PROBLEM:
Copy every line of the material below word for word.

DATA SECTION:
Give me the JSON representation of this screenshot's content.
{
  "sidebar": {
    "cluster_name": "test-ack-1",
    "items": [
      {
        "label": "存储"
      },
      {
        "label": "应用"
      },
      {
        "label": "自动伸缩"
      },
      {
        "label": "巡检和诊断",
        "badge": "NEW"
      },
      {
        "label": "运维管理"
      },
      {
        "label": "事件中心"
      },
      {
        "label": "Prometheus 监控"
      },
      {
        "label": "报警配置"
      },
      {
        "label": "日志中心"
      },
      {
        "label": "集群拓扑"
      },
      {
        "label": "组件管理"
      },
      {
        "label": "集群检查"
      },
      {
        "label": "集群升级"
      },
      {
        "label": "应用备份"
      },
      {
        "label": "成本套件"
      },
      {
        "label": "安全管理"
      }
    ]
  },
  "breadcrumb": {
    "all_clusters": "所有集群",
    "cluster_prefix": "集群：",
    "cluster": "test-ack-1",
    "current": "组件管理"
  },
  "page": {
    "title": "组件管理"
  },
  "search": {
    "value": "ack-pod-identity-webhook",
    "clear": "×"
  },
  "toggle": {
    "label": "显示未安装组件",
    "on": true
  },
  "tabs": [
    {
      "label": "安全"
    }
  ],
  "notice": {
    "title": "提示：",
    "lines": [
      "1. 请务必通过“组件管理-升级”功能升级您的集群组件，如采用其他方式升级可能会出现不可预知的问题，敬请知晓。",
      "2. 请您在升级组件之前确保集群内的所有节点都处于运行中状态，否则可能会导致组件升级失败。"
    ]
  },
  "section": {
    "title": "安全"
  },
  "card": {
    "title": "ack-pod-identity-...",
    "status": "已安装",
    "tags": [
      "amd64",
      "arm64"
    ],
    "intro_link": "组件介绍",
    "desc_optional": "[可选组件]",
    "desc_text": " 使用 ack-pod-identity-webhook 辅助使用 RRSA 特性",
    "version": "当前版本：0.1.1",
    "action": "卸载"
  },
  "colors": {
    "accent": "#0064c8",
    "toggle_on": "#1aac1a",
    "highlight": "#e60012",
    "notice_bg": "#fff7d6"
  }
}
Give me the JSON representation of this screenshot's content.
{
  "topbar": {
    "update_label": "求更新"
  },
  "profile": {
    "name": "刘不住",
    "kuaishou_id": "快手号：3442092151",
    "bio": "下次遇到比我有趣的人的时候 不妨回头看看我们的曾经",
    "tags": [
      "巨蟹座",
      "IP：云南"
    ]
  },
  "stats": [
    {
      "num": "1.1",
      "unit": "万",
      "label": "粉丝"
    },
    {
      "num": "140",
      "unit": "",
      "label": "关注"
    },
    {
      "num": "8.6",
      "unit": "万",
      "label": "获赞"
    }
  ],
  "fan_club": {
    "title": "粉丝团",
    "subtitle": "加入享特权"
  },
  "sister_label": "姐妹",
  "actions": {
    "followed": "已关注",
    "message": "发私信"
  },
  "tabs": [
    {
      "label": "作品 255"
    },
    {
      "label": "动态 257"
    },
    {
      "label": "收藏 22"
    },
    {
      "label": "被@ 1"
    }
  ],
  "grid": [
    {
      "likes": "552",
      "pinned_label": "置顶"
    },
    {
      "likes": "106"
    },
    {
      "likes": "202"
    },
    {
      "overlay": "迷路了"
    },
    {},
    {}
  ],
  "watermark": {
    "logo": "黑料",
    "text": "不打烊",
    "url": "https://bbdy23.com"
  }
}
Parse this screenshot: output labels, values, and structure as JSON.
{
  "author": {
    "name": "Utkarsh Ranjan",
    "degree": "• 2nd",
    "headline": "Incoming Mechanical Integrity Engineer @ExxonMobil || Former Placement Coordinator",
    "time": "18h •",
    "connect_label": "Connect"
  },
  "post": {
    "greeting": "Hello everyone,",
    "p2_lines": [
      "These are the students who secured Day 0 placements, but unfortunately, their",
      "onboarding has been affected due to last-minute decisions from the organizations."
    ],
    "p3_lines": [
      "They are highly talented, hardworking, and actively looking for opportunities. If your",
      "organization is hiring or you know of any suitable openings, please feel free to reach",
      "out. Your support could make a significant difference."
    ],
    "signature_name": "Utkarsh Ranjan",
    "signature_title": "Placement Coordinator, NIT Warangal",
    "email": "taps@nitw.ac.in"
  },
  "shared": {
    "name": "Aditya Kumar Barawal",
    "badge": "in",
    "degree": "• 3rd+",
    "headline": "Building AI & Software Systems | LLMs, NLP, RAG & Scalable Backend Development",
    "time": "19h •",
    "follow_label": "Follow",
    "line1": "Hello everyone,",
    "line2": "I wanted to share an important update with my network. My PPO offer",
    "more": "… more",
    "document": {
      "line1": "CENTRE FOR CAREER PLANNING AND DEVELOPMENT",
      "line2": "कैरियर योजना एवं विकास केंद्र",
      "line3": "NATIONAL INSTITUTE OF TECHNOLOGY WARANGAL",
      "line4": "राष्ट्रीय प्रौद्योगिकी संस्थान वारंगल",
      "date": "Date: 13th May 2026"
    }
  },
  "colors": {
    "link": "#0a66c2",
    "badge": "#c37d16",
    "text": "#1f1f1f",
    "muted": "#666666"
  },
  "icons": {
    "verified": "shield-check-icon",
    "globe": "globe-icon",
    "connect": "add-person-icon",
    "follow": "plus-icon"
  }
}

ANSWER TO THE PROBLEM:
Give me the JSON representation of this screenshot's content.
{
  "sidebar": {
    "cluster_name": "test-ack-1",
    "items": [
      {
        "label": "存储"
      },
      {
        "label": "应用"
      },
      {
        "label": "自动伸缩"
      },
      {
        "label": "巡检和诊断",
        "badge": "NEW"
      },
      {
        "label": "运维管理"
      },
      {
        "label": "事件中心"
      },
      {
        "label": "Prometheus 监控"
      },
      {
        "label": "报警配置"
      },
      {
        "label": "日志中心"
      },
      {
        "label": "集群拓扑"
      },
      {
        "label": "组件管理"
      },
      {
        "label": "集群检查"
      },
      {
        "label": "集群升级"
      },
      {
        "label": "应用备份"
      },
      {
        "label": "成本套件"
      },
      {
        "label": "安全管理"
      }
    ]
  },
  "breadcrumb": {
    "all_clusters": "所有集群",
    "cluster_prefix": "集群：",
    "cluster": "test-ack-1",
    "current": "组件管理"
  },
  "page": {
    "title": "组件管理"
  },
  "search": {
    "value": "ack-pod-identity-webhook",
    "clear": "×"
  },
  "toggle": {
    "label": "显示未安装组件",
    "on": true
  },
  "tabs": [
    {
      "label": "安全"
    }
  ],
  "notice": {
    "title": "提示：",
    "lines": [
      "1. 请务必通过“组件管理-升级”功能升级您的集群组件，如采用其他方式升级可能会出现不可预知的问题，敬请知晓。",
      "2. 请您在升级组件之前确保集群内的所有节点都处于运行中状态，否则可能会导致组件升级失败。"
    ]
  },
  "section": {
    "title": "安全"
  },
  "card": {
    "title": "ack-pod-identity-...",
    "status": "已安装",
    "tags": [
      "amd64",
      "arm64"
    ],
    "intro_link": "组件介绍",
    "desc_optional": "[可选组件]",
    "desc_text": " 使用 ack-pod-identity-webhook 辅助使用 RRSA 特性",
    "version": "当前版本：0.1.1",
    "action": "卸载"
  },
  "colors": {
    "accent": "#0064c8",
    "toggle_on": "#1aac1a",
    "highlight": "#e60012",
    "notice_bg": "#fff7d6"
  }
}
Give me the JSON representation of this screenshot's content.
{
  "topbar": {
    "update_label": "求更新"
  },
  "profile": {
    "name": "刘不住",
    "kuaishou_id": "快手号：3442092151",
    "bio": "下次遇到比我有趣的人的时候 不妨回头看看我们的曾经",
    "tags": [
      "巨蟹座",
      "IP：云南"
    ]
  },
  "stats": [
    {
      "num": "1.1",
      "unit": "万",
      "label": "粉丝"
    },
    {
      "num": "140",
      "unit": "",
      "label": "关注"
    },
    {
      "num": "8.6",
      "unit": "万",
      "label": "获赞"
    }
  ],
  "fan_club": {
    "title": "粉丝团",
    "subtitle": "加入享特权"
  },
  "sister_label": "姐妹",
  "actions": {
    "followed": "已关注",
    "message": "发私信"
  },
  "tabs": [
    {
      "label": "作品 255"
    },
    {
      "label": "动态 257"
    },
    {
      "label": "收藏 22"
    },
    {
      "label": "被@ 1"
    }
  ],
  "grid": [
    {
      "likes": "552",
      "pinned_label": "置顶"
    },
    {
      "likes": "106"
    },
    {
      "likes": "202"
    },
    {
      "overlay": "迷路了"
    },
    {},
    {}
  ],
  "watermark": {
    "logo": "黑料",
    "text": "不打烊",
    "url": "https://bbdy23.com"
  }
}
Parse this screenshot: output labels, values, and structure as JSON.
{
  "author": {
    "name": "Utkarsh Ranjan",
    "degree": "• 2nd",
    "headline": "Incoming Mechanical Integrity Engineer @ExxonMobil || Former Placement Coordinator",
    "time": "18h •",
    "connect_label": "Connect"
  },
  "post": {
    "greeting": "Hello everyone,",
    "p2_lines": [
      "These are the students who secured Day 0 placements, but unfortunately, their",
      "onboarding has been affected due to last-minute decisions from the organizations."
    ],
    "p3_lines": [
      "They are highly talented, hardworking, and actively looking for opportunities. If your",
      "organization is hiring or you know of any suitable openings, please feel free to reach",
      "out. Your support could make a significant difference."
    ],
    "signature_name": "Utkarsh Ranjan",
    "signature_title": "Placement Coordinator, NIT Warangal",
    "email": "taps@nitw.ac.in"
  },
  "shared": {
    "name": "Aditya Kumar Barawal",
    "badge": "in",
    "degree": "• 3rd+",
    "headline": "Building AI & Software Systems | LLMs, NLP, RAG & Scalable Backend Development",
    "time": "19h •",
    "follow_label": "Follow",
    "line1": "Hello everyone,",
    "line2": "I wanted to share an important update with my network. My PPO offer",
    "more": "… more",
    "document": {
      "line1": "CENTRE FOR CAREER PLANNING AND DEVELOPMENT",
      "line2": "कैरियर योजना एवं विकास केंद्र",
      "line3": "NATIONAL INSTITUTE OF TECHNOLOGY WARANGAL",
      "line4": "राष्ट्रीय प्रौद्योगिकी संस्थान वारंगल",
      "date": "Date: 13th May 2026"
    }
  },
  "colors": {
    "link": "#0a66c2",
    "badge": "#c37d16",
    "text": "#1f1f1f",
    "muted": "#666666"
  },
  "icons": {
    "verified": "shield-check-icon",
    "globe": "globe-icon",
    "connect": "add-person-icon",
    "follow": "plus-icon"
  }
}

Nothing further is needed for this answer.